Given request: Copy out all of the data exactly as it appears.
───── Input ─────
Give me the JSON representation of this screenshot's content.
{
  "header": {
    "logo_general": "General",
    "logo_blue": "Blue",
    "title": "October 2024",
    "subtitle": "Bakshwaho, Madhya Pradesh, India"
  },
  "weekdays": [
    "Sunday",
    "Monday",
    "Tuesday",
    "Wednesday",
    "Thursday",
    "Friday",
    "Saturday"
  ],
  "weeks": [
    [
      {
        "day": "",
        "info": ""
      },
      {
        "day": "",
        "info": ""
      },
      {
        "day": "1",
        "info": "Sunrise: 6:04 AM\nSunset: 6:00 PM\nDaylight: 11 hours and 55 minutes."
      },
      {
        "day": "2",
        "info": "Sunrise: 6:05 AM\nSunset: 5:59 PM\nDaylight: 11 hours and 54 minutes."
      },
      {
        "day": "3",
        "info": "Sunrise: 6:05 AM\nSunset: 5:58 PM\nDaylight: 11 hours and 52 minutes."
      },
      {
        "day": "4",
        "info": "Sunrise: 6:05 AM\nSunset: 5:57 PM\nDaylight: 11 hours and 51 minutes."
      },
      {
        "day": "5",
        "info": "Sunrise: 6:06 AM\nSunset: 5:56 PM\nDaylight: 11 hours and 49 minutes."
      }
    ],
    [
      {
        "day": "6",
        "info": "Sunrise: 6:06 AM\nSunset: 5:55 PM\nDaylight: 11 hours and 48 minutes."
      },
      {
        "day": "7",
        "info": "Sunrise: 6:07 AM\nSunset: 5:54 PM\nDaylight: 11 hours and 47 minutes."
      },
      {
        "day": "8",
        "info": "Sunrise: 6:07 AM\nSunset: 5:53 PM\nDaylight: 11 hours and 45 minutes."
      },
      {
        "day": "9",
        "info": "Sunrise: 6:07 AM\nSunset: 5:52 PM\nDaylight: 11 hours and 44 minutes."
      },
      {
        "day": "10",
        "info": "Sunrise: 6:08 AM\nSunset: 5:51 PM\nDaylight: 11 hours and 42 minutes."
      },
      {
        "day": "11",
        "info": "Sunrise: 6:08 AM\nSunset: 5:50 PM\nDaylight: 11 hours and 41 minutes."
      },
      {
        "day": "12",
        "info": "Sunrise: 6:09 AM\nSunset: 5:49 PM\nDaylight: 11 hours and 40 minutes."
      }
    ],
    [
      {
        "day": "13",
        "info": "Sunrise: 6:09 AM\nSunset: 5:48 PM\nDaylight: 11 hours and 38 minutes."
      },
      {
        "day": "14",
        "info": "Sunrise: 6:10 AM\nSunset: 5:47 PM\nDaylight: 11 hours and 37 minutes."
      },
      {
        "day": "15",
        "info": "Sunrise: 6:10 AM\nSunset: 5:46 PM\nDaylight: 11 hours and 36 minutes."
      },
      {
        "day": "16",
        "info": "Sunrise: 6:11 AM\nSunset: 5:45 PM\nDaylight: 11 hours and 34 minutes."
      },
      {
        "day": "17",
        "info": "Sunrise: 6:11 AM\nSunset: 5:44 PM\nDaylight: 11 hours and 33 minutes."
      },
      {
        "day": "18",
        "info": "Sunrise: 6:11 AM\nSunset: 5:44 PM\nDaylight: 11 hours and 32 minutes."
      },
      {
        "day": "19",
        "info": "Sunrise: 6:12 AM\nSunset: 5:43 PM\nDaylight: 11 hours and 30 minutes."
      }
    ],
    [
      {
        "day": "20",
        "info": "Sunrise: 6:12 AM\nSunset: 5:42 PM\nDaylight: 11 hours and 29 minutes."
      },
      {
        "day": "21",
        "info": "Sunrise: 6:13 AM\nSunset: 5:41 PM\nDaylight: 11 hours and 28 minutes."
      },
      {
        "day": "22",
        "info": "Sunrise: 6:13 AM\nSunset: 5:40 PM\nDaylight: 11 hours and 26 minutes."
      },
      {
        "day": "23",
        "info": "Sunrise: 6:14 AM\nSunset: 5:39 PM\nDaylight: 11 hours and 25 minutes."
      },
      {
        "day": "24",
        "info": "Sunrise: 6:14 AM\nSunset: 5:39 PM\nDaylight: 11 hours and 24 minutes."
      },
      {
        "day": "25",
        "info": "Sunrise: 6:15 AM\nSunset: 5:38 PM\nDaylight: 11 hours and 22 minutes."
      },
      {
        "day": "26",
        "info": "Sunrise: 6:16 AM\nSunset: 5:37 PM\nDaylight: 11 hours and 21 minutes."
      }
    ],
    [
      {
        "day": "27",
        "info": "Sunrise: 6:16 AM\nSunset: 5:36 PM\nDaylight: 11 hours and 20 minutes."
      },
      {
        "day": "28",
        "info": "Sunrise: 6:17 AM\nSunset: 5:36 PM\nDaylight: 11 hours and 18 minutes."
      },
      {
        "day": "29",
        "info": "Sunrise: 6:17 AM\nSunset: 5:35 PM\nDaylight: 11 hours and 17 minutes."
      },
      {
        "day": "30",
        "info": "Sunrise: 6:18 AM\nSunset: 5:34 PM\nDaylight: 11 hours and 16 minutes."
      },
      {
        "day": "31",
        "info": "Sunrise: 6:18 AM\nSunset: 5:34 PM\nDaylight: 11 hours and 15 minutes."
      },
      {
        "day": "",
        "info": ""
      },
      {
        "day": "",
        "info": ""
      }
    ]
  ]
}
─────
Worked answer:
Give me the JSON representation of this screenshot's content.
{
  "header": {
    "logo_general": "General",
    "logo_blue": "Blue",
    "title": "October 2024",
    "subtitle": "Bakshwaho, Madhya Pradesh, India"
  },
  "weekdays": [
    "Sunday",
    "Monday",
    "Tuesday",
    "Wednesday",
    "Thursday",
    "Friday",
    "Saturday"
  ],
  "weeks": [
    [
      {
        "day": "",
        "info": ""
      },
      {
        "day": "",
        "info": ""
      },
      {
        "day": "1",
        "info": "Sunrise: 6:04 AM\nSunset: 6:00 PM\nDaylight: 11 hours and 55 minutes."
      },
      {
        "day": "2",
        "info": "Sunrise: 6:05 AM\nSunset: 5:59 PM\nDaylight: 11 hours and 54 minutes."
      },
      {
        "day": "3",
        "info": "Sunrise: 6:05 AM\nSunset: 5:58 PM\nDaylight: 11 hours and 52 minutes."
      },
      {
        "day": "4",
        "info": "Sunrise: 6:05 AM\nSunset: 5:57 PM\nDaylight: 11 hours and 51 minutes."
      },
      {
        "day": "5",
        "info": "Sunrise: 6:06 AM\nSunset: 5:56 PM\nDaylight: 11 hours and 49 minutes."
      }
    ],
    [
      {
        "day": "6",
        "info": "Sunrise: 6:06 AM\nSunset: 5:55 PM\nDaylight: 11 hours and 48 minutes."
      },
      {
        "day": "7",
        "info": "Sunrise: 6:07 AM\nSunset: 5:54 PM\nDaylight: 11 hours and 47 minutes."
      },
      {
        "day": "8",
        "info": "Sunrise: 6:07 AM\nSunset: 5:53 PM\nDaylight: 11 hours and 45 minutes."
      },
      {
        "day": "9",
        "info": "Sunrise: 6:07 AM\nSunset: 5:52 PM\nDaylight: 11 hours and 44 minutes."
      },
      {
        "day": "10",
        "info": "Sunrise: 6:08 AM\nSunset: 5:51 PM\nDaylight: 11 hours and 42 minutes."
      },
      {
        "day": "11",
        "info": "Sunrise: 6:08 AM\nSunset: 5:50 PM\nDaylight: 11 hours and 41 minutes."
      },
      {
        "day": "12",
        "info": "Sunrise: 6:09 AM\nSunset: 5:49 PM\nDaylight: 11 hours and 40 minutes."
      }
    ],
    [
      {
        "day": "13",
        "info": "Sunrise: 6:09 AM\nSunset: 5:48 PM\nDaylight: 11 hours and 38 minutes."
      },
      {
        "day": "14",
        "info": "Sunrise: 6:10 AM\nSunset: 5:47 PM\nDaylight: 11 hours and 37 minutes."
      },
      {
        "day": "15",
        "info": "Sunrise: 6:10 AM\nSunset: 5:46 PM\nDaylight: 11 hours and 36 minutes."
      },
      {
        "day": "16",
        "info": "Sunrise: 6:11 AM\nSunset: 5:45 PM\nDaylight: 11 hours and 34 minutes."
      },
      {
        "day": "17",
        "info": "Sunrise: 6:11 AM\nSunset: 5:44 PM\nDaylight: 11 hours and 33 minutes."
      },
      {
        "day": "18",
        "info": "Sunrise: 6:11 AM\nSunset: 5:44 PM\nDaylight: 11 hours and 32 minutes."
      },
      {
        "day": "19",
        "info": "Sunrise: 6:12 AM\nSunset: 5:43 PM\nDaylight: 11 hours and 30 minutes."
      }
    ],
    [
      {
        "day": "20",
        "info": "Sunrise: 6:12 AM\nSunset: 5:42 PM\nDaylight: 11 hours and 29 minutes."
      },
      {
        "day": "21",
        "info": "Sunrise: 6:13 AM\nSunset: 5:41 PM\nDaylight: 11 hours and 28 minutes."
      },
      {
        "day": "22",
        "info": "Sunrise: 6:13 AM\nSunset: 5:40 PM\nDaylight: 11 hours and 26 minutes."
      },
      {
        "day": "23",
        "info": "Sunrise: 6:14 AM\nSunset: 5:39 PM\nDaylight: 11 hours and 25 minutes."
      },
      {
        "day": "24",
        "info": "Sunrise: 6:14 AM\nSunset: 5:39 PM\nDaylight: 11 hours and 24 minutes."
      },
      {
        "day": "25",
        "info": "Sunrise: 6:15 AM\nSunset: 5:38 PM\nDaylight: 11 hours and 22 minutes."
      },
      {
        "day": "26",
        "info": "Sunrise: 6:16 AM\nSunset: 5:37 PM\nDaylight: 11 hours and 21 minutes."
      }
    ],
    [
      {
        "day": "27",
        "info": "Sunrise: 6:16 AM\nSunset: 5:36 PM\nDaylight: 11 hours and 20 minutes."
      },
      {
        "day": "28",
        "info": "Sunrise: 6:17 AM\nSunset: 5:36 PM\nDaylight: 11 hours and 18 minutes."
      },
      {
        "day": "29",
        "info": "Sunrise: 6:17 AM\nSunset: 5:35 PM\nDaylight: 11 hours and 17 minutes."
      },
      {
        "day": "30",
        "info": "Sunrise: 6:18 AM\nSunset: 5:34 PM\nDaylight: 11 hours and 16 minutes."
      },
      {
        "day": "31",
        "info": "Sunrise: 6:18 AM\nSunset: 5:34 PM\nDaylight: 11 hours and 15 minutes."
      },
      {
        "day": "",
        "info": ""
      },
      {
        "day": "",
        "info": ""
      }
    ]
  ]
}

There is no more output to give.